Give only the number of lines below that contain the word "resize".
================================
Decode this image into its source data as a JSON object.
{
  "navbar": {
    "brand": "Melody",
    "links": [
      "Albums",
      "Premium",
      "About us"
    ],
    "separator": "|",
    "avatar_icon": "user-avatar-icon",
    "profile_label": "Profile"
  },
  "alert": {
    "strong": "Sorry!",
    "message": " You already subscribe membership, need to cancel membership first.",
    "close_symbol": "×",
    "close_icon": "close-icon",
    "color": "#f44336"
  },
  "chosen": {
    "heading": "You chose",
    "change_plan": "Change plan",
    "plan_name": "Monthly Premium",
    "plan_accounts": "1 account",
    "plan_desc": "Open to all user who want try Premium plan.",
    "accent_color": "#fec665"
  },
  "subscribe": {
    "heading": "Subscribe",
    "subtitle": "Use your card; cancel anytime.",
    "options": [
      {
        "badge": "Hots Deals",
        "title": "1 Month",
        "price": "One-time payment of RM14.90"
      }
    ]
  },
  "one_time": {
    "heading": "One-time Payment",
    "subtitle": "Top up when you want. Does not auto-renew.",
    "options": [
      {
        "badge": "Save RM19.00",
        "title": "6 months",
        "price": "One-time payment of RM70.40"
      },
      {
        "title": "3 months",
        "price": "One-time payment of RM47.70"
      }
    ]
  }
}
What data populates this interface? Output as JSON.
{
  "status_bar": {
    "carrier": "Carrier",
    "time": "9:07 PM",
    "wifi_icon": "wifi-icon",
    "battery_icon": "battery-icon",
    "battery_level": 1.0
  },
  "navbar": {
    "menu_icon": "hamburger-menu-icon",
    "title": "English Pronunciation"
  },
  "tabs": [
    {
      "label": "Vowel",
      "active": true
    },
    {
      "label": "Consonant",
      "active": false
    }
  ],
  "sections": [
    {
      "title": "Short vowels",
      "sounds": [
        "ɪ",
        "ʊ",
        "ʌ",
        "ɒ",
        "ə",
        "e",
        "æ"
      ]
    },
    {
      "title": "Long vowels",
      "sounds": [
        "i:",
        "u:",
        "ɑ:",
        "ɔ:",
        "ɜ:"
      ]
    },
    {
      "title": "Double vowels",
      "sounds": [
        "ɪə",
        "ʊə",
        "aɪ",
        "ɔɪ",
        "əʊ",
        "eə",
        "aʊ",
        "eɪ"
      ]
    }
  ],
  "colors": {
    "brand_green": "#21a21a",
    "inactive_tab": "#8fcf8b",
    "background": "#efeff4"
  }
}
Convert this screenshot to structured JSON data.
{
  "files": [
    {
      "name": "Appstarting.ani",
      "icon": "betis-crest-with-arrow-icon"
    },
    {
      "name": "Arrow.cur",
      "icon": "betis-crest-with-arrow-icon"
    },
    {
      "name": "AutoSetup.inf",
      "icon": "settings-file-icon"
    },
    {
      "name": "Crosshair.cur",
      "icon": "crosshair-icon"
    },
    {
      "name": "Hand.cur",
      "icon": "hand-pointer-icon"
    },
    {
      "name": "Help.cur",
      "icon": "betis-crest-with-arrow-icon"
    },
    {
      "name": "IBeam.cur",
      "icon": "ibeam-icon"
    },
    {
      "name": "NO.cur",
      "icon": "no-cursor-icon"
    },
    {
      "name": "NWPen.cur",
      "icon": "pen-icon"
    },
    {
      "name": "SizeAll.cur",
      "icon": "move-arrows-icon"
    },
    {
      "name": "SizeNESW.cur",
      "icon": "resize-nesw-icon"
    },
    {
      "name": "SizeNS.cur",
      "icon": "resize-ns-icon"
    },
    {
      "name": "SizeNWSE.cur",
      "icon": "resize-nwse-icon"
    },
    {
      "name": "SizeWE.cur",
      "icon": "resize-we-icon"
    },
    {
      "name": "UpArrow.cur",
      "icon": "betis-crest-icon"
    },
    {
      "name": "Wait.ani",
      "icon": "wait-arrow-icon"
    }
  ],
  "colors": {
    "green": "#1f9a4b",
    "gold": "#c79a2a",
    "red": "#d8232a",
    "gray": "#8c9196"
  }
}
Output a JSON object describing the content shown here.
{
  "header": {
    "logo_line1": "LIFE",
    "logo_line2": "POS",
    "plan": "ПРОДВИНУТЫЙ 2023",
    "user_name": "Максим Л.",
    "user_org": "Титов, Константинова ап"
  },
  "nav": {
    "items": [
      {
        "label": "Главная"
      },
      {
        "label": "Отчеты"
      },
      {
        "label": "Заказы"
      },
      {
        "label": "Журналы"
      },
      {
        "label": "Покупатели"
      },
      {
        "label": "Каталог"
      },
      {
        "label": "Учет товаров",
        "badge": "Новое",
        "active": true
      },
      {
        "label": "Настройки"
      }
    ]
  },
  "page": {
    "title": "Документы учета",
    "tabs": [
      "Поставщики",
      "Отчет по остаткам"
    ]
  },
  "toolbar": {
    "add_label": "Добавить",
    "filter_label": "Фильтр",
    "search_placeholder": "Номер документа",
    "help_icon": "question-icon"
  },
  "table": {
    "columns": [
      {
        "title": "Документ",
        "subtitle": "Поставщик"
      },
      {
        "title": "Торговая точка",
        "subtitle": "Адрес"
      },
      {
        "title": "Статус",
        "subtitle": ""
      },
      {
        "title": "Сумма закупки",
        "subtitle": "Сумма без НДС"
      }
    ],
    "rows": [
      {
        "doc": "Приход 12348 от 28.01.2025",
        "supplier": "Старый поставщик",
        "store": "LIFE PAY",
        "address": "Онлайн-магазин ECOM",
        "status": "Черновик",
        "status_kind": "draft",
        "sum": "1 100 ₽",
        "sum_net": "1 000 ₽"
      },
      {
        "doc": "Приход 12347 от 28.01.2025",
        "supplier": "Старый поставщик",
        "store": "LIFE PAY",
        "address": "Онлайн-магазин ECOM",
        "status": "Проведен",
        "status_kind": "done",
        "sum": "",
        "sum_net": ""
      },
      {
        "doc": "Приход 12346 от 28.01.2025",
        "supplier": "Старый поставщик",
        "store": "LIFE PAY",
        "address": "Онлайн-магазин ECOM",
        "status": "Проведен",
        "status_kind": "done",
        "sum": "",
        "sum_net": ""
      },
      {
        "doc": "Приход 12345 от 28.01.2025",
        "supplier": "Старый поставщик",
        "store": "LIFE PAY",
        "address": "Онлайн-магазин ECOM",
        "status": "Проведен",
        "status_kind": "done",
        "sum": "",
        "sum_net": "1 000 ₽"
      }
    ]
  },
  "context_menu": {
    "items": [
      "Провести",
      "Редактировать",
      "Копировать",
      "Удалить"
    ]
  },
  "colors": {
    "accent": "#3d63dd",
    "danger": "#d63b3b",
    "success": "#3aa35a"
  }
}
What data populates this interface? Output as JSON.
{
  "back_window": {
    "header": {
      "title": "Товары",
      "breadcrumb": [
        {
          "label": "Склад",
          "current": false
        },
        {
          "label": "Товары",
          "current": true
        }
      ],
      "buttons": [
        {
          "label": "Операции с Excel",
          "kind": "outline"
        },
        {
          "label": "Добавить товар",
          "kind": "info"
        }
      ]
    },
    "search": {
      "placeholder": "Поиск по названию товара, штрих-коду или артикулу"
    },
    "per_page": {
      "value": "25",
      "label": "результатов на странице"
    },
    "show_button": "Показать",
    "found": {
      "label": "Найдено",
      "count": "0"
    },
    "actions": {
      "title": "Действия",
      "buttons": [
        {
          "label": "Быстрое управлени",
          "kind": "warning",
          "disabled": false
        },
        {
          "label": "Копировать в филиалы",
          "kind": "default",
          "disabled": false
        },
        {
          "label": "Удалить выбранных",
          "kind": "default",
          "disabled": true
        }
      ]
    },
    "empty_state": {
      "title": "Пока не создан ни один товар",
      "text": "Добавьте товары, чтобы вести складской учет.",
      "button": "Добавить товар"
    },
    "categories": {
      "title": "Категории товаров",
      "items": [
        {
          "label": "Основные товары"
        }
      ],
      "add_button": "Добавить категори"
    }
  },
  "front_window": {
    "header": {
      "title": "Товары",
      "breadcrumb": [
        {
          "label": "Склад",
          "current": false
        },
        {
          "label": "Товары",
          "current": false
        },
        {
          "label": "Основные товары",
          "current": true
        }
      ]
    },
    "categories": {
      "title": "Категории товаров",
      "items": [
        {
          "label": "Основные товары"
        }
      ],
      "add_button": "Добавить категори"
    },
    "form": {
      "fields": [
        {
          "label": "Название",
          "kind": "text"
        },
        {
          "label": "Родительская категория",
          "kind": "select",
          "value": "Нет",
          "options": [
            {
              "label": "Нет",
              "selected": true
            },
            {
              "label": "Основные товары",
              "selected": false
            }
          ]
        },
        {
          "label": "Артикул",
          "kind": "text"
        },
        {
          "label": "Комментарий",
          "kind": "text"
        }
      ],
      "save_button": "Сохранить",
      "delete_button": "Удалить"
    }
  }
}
================================
### COMPLETE OUTPUT
4